▶ _Exercise prompt_
Which lines include the word "with"? Copy each of them.

Data records:
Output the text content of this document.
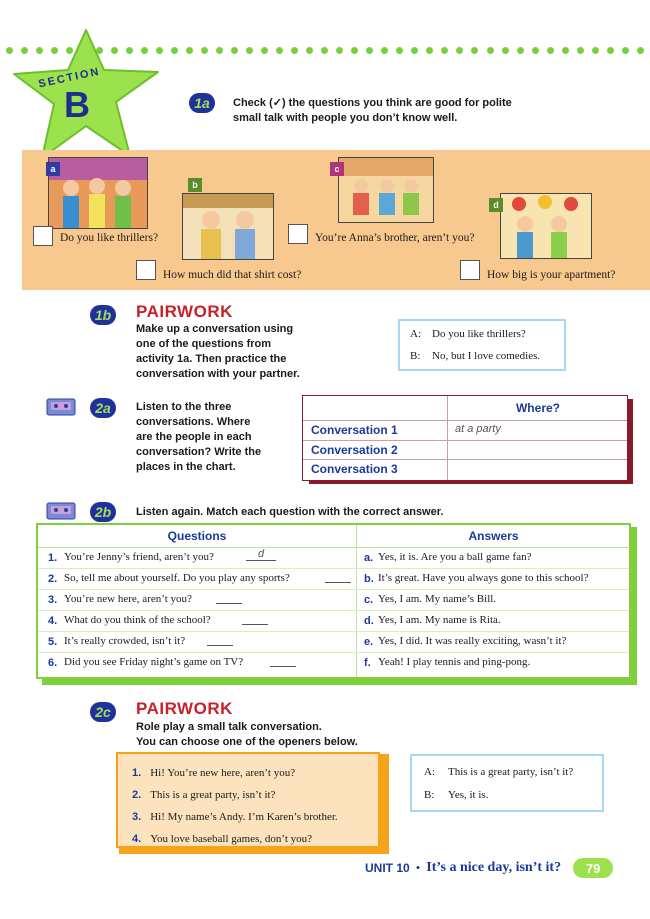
SECTION
B	1a	Check (✓) the questions you think are good for polite
small talk with people you don’t know well.
a
b
c
d
Do you like thrillers?
How much did that shirt cost?
You’re Anna’s brother, aren’t you?
How big is your apartment?
1b PAIRWORK
Make up a conversation using
one of the questions from
activity 1a. Then practice the
conversation with your partner.
A: Do you like thrillers?
B: No, but I love comedies.
2a	Listen to the three
conversations. Where
are the people in each
conversation? Write the
places in the chart.
Where?
Conversation 1	at a party
Conversation 2
Conversation 3
2b	Listen again. Match each question with the correct answer.
Questions	Answers
1. You’re Jenny’s friend, aren’t you?	d	a. Yes, it is. Are you a ball game fan?
2. So, tell me about yourself. Do you play any sports?	b. It’s great. Have you always gone to this school?
3. You’re new here, aren’t you?	c. Yes, I am. My name’s Bill.
4. What do you think of the school?	d. Yes, I am. My name is Rita.
5. It’s really crowded, isn’t it?	e. Yes, I did. It was really exciting, wasn’t it?
6. Did you see Friday night’s game on TV?	f. Yeah! I play tennis and ping-pong.
2c	PAIRWORK
Role play a small talk conversation.
You can choose one of the openers below.
1. Hi! You’re new here, aren’t you?
2. This is a great party, isn’t it?
3. Hi! My name’s Andy. I’m Karen’s brother.
4. You love baseball games, don’t you?
A: This is a great party, isn’t it?
B: Yes, it is.
UNIT 10 • It’s a nice day, isn’t it?	79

▶ _Solution for this task_
small talk with people you don’t know well.
conversation with your partner.
2b	Listen again. Match each question with the correct answer.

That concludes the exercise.